Take the data below and repeat it exactly.

#### The input ####

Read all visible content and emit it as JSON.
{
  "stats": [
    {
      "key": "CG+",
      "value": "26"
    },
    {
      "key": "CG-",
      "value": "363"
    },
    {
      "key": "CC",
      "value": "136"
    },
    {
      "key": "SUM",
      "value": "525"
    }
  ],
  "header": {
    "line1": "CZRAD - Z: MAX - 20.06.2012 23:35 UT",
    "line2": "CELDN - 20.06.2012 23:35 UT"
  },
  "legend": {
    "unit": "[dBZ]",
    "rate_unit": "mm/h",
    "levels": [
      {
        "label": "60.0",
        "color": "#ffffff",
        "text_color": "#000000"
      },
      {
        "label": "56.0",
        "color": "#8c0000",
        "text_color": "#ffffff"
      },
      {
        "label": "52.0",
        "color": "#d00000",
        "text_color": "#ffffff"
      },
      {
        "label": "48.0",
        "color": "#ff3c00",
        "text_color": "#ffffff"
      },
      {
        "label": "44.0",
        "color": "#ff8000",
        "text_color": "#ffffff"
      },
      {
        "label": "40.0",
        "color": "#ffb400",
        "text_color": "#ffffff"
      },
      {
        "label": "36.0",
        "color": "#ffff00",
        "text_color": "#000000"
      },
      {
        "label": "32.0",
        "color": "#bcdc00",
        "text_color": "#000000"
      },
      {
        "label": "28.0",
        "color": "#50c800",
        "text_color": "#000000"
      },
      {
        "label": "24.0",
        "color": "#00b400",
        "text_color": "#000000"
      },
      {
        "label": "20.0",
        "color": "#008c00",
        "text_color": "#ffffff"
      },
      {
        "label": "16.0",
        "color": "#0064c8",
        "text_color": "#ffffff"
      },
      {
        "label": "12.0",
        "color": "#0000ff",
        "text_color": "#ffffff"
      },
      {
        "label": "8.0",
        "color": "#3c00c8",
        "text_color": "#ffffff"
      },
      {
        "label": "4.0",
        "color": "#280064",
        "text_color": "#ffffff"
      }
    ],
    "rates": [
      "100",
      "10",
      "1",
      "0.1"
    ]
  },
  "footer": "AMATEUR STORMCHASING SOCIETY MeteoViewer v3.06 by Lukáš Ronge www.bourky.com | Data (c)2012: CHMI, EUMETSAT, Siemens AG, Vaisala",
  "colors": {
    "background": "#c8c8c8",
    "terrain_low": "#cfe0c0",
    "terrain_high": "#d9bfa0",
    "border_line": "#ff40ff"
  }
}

####

## Output for this task
Read all visible content and emit it as JSON.
{
  "stats": [
    {
      "key": "CG+",
      "value": "26"
    },
    {
      "key": "CG-",
      "value": "363"
    },
    {
      "key": "CC",
      "value": "136"
    },
    {
      "key": "SUM",
      "value": "525"
    }
  ],
  "header": {
    "line1": "CZRAD - Z: MAX - 20.06.2012 23:35 UT",
    "line2": "CELDN - 20.06.2012 23:35 UT"
  },
  "legend": {
    "unit": "[dBZ]",
    "rate_unit": "mm/h",
    "levels": [
      {
        "label": "60.0",
        "color": "#ffffff",
        "text_color": "#000000"
      },
      {
        "label": "56.0",
        "color": "#8c0000",
        "text_color": "#ffffff"
      },
      {
        "label": "52.0",
        "color": "#d00000",
        "text_color": "#ffffff"
      },
      {
        "label": "48.0",
        "color": "#ff3c00",
        "text_color": "#ffffff"
      },
      {
        "label": "44.0",
        "color": "#ff8000",
        "text_color": "#ffffff"
      },
      {
        "label": "40.0",
        "color": "#ffb400",
        "text_color": "#ffffff"
      },
      {
        "label": "36.0",
        "color": "#ffff00",
        "text_color": "#000000"
      },
      {
        "label": "32.0",
        "color": "#bcdc00",
        "text_color": "#000000"
      },
      {
        "label": "28.0",
        "color": "#50c800",
        "text_color": "#000000"
      },
      {
        "label": "24.0",
        "color": "#00b400",
        "text_color": "#000000"
      },
      {
        "label": "20.0",
        "color": "#008c00",
        "text_color": "#ffffff"
      },
      {
        "label": "16.0",
        "color": "#0064c8",
        "text_color": "#ffffff"
      },
      {
        "label": "12.0",
        "color": "#0000ff",
        "text_color": "#ffffff"
      },
      {
        "label": "8.0",
        "color": "#3c00c8",
        "text_color": "#ffffff"
      },
      {
        "label": "4.0",
        "color": "#280064",
        "text_color": "#ffffff"
      }
    ],
    "rates": [
      "100",
      "10",
      "1",
      "0.1"
    ]
  },
  "footer": "AMATEUR STORMCHASING SOCIETY MeteoViewer v3.06 by Lukáš Ronge www.bourky.com | Data (c)2012: CHMI, EUMETSAT, Siemens AG, Vaisala",
  "colors": {
    "background": "#c8c8c8",
    "terrain_low": "#cfe0c0",
    "terrain_high": "#d9bfa0",
    "border_line": "#ff40ff"
  }
}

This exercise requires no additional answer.